• [Direction]:
Quote the entries in full, character for character, without their images.

• [Task inputs]:
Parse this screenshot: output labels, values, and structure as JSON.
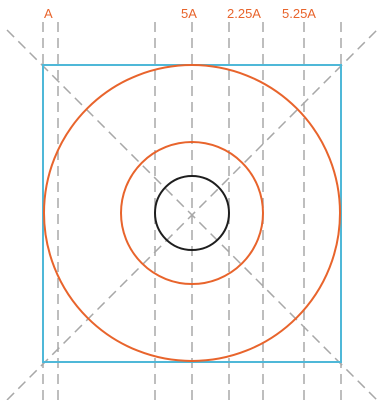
{
  "labels": {
    "a": "A",
    "five_a": "5A",
    "two_point_two_five_a": "2.25A",
    "five_point_two_five_a": "5.25A"
  },
  "colors": {
    "background": "#ffffff",
    "guide_line": "#a8a8a8",
    "square": "#4fb8d8",
    "orange": "#e8642c",
    "inner_circle": "#1e1e1e",
    "label_text": "#e8642c"
  },
  "elements": {
    "vertical_guides": 8,
    "diagonal_guides": 2,
    "square": 1,
    "circles": 3
  }
}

• [Full response]:
Parse this screenshot: output labels, values, and structure as JSON.
{
  "labels": {
    "a": "A",
    "five_a": "5A",
    "two_point_two_five_a": "2.25A",
    "five_point_two_five_a": "5.25A"
  },
  "colors": {
    "background": "#ffffff",
    "guide_line": "#a8a8a8",
    "square": "#4fb8d8",
    "orange": "#e8642c",
    "inner_circle": "#1e1e1e",
    "label_text": "#e8642c"
  },
  "elements": {
    "vertical_guides": 8,
    "diagonal_guides": 2,
    "square": 1,
    "circles": 3
  }
}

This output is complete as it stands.